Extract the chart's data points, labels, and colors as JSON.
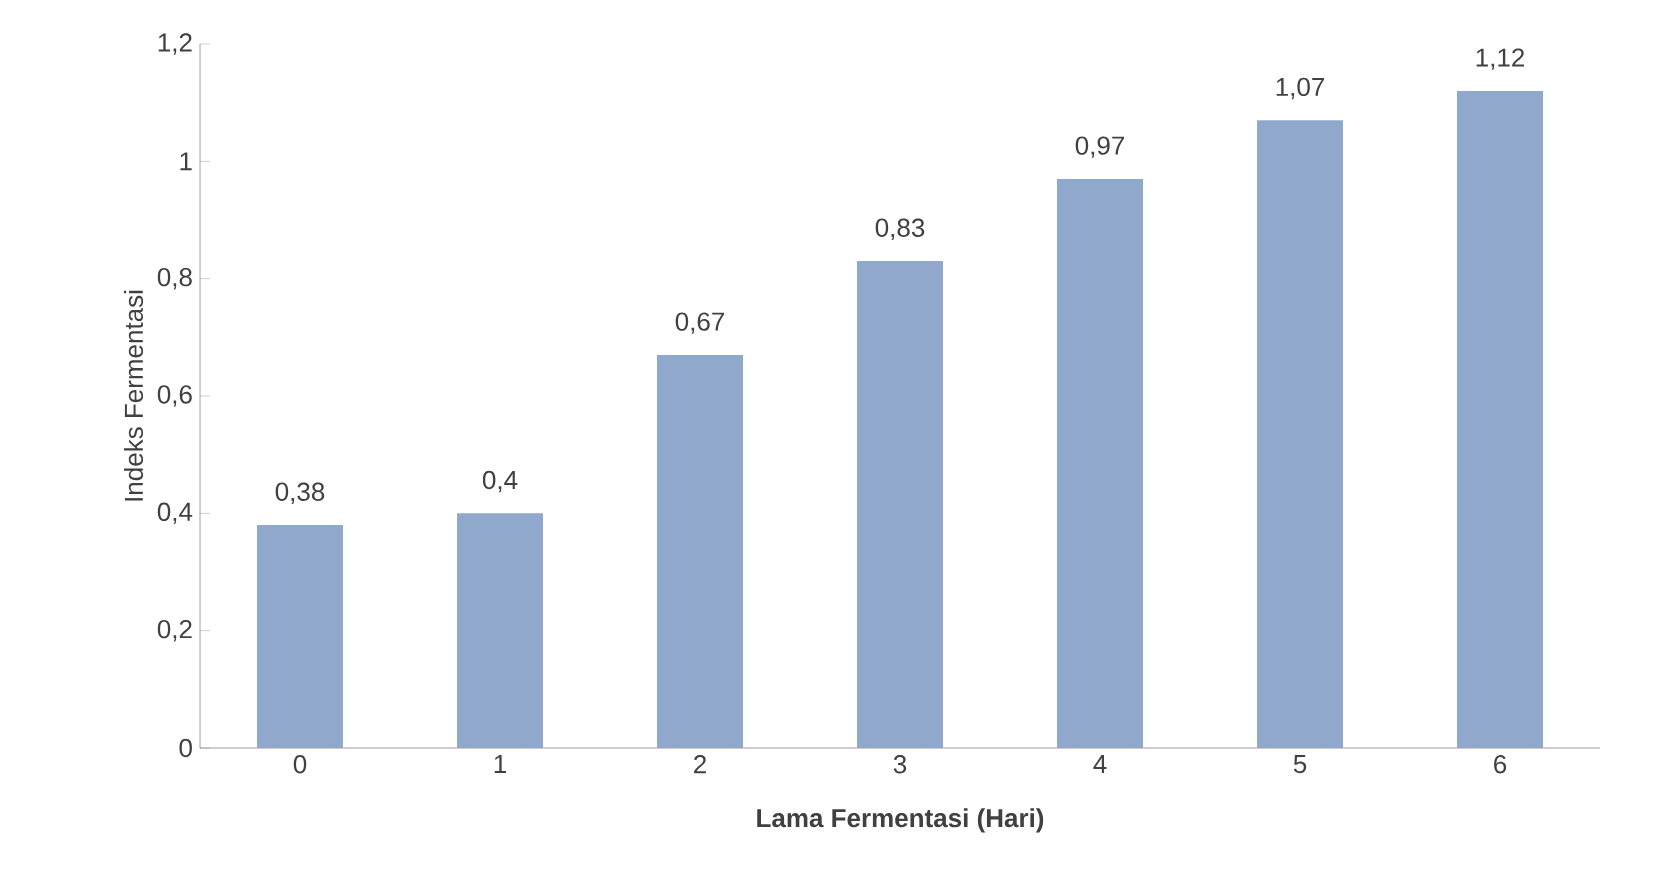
{
  "chart_data": {
    "type": "bar",
    "xlabel": "Lama Fermentasi (Hari)",
    "ylabel": "Indeks Fermentasi",
    "categories": [
      "0",
      "1",
      "2",
      "3",
      "4",
      "5",
      "6"
    ],
    "values": [
      0.38,
      0.4,
      0.67,
      0.83,
      0.97,
      1.07,
      1.12
    ],
    "value_labels": [
      "0,38",
      "0,4",
      "0,67",
      "0,83",
      "0,97",
      "1,07",
      "1,12"
    ],
    "color": "#8fa8cc",
    "ylim": [
      0,
      1.2
    ],
    "yticks": [
      0,
      {
        "value": 0.2,
        "label": "0,2"
      },
      {
        "value": 0.4,
        "label": "0,4"
      },
      {
        "value": 0.6,
        "label": "0,6"
      },
      {
        "value": 0.8,
        "label": "0,8"
      },
      1,
      {
        "value": 1.2,
        "label": "1,2"
      }
    ],
    "grid": false
  }
}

:: Work to be completed ::
Using the entries above, return each line that includes the word "Fermentasi".

:: Expected output ::
    "xlabel": "Lama Fermentasi (Hari)",
    "ylabel": "Indeks Fermentasi",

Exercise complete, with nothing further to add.